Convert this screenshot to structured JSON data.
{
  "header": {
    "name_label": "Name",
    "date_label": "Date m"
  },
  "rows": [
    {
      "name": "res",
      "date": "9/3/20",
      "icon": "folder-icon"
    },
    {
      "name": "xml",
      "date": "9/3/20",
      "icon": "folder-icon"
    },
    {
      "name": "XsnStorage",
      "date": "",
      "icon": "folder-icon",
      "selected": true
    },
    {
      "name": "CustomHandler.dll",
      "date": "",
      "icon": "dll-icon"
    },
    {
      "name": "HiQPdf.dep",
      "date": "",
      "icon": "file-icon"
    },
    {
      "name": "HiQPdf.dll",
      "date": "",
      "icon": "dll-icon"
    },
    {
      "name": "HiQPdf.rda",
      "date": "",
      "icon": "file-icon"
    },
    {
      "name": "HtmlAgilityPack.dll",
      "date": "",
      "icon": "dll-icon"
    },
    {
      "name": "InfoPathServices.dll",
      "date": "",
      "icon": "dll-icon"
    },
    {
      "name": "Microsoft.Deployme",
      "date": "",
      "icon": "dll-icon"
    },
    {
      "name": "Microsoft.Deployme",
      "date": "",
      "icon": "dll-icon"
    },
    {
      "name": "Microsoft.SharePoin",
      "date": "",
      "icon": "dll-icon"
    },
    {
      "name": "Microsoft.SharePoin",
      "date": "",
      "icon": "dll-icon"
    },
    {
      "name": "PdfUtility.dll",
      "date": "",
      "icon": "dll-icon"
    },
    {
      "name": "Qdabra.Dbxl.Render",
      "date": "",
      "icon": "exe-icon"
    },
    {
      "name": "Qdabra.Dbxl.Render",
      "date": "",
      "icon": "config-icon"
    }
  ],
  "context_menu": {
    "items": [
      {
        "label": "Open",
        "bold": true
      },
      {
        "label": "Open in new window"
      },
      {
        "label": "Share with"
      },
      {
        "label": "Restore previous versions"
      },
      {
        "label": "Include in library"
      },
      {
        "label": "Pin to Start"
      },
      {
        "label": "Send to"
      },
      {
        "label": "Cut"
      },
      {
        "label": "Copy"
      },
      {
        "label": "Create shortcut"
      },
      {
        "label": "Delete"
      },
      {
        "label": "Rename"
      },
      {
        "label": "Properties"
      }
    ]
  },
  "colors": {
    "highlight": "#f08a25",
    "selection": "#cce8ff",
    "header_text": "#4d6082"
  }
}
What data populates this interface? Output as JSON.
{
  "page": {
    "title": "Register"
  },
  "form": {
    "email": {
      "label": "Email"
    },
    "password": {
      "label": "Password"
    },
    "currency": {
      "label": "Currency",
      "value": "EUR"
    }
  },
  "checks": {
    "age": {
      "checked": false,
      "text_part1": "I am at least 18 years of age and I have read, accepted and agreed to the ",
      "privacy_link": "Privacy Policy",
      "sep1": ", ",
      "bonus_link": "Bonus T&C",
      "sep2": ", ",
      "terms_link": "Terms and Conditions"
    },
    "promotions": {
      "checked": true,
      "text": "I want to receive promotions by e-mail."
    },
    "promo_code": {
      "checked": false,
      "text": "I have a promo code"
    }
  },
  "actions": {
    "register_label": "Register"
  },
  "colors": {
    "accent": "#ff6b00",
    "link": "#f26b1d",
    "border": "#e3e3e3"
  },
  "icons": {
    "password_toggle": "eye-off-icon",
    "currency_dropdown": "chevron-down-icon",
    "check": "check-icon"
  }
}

§

▶ Task to complete: Please quote the records above exactly, without skipping a line.

▶ The answer:
Convert this screenshot to structured JSON data.
{
  "header": {
    "name_label": "Name",
    "date_label": "Date m"
  },
  "rows": [
    {
      "name": "res",
      "date": "9/3/20",
      "icon": "folder-icon"
    },
    {
      "name": "xml",
      "date": "9/3/20",
      "icon": "folder-icon"
    },
    {
      "name": "XsnStorage",
      "date": "",
      "icon": "folder-icon",
      "selected": true
    },
    {
      "name": "CustomHandler.dll",
      "date": "",
      "icon": "dll-icon"
    },
    {
      "name": "HiQPdf.dep",
      "date": "",
      "icon": "file-icon"
    },
    {
      "name": "HiQPdf.dll",
      "date": "",
      "icon": "dll-icon"
    },
    {
      "name": "HiQPdf.rda",
      "date": "",
      "icon": "file-icon"
    },
    {
      "name": "HtmlAgilityPack.dll",
      "date": "",
      "icon": "dll-icon"
    },
    {
      "name": "InfoPathServices.dll",
      "date": "",
      "icon": "dll-icon"
    },
    {
      "name": "Microsoft.Deployme",
      "date": "",
      "icon": "dll-icon"
    },
    {
      "name": "Microsoft.Deployme",
      "date": "",
      "icon": "dll-icon"
    },
    {
      "name": "Microsoft.SharePoin",
      "date": "",
      "icon": "dll-icon"
    },
    {
      "name": "Microsoft.SharePoin",
      "date": "",
      "icon": "dll-icon"
    },
    {
      "name": "PdfUtility.dll",
      "date": "",
      "icon": "dll-icon"
    },
    {
      "name": "Qdabra.Dbxl.Render",
      "date": "",
      "icon": "exe-icon"
    },
    {
      "name": "Qdabra.Dbxl.Render",
      "date": "",
      "icon": "config-icon"
    }
  ],
  "context_menu": {
    "items": [
      {
        "label": "Open",
        "bold": true
      },
      {
        "label": "Open in new window"
      },
      {
        "label": "Share with"
      },
      {
        "label": "Restore previous versions"
      },
      {
        "label": "Include in library"
      },
      {
        "label": "Pin to Start"
      },
      {
        "label": "Send to"
      },
      {
        "label": "Cut"
      },
      {
        "label": "Copy"
      },
      {
        "label": "Create shortcut"
      },
      {
        "label": "Delete"
      },
      {
        "label": "Rename"
      },
      {
        "label": "Properties"
      }
    ]
  },
  "colors": {
    "highlight": "#f08a25",
    "selection": "#cce8ff",
    "header_text": "#4d6082"
  }
}
What data populates this interface? Output as JSON.
{
  "page": {
    "title": "Register"
  },
  "form": {
    "email": {
      "label": "Email"
    },
    "password": {
      "label": "Password"
    },
    "currency": {
      "label": "Currency",
      "value": "EUR"
    }
  },
  "checks": {
    "age": {
      "checked": false,
      "text_part1": "I am at least 18 years of age and I have read, accepted and agreed to the ",
      "privacy_link": "Privacy Policy",
      "sep1": ", ",
      "bonus_link": "Bonus T&C",
      "sep2": ", ",
      "terms_link": "Terms and Conditions"
    },
    "promotions": {
      "checked": true,
      "text": "I want to receive promotions by e-mail."
    },
    "promo_code": {
      "checked": false,
      "text": "I have a promo code"
    }
  },
  "actions": {
    "register_label": "Register"
  },
  "colors": {
    "accent": "#ff6b00",
    "link": "#f26b1d",
    "border": "#e3e3e3"
  },
  "icons": {
    "password_toggle": "eye-off-icon",
    "currency_dropdown": "chevron-down-icon",
    "check": "check-icon"
  }
}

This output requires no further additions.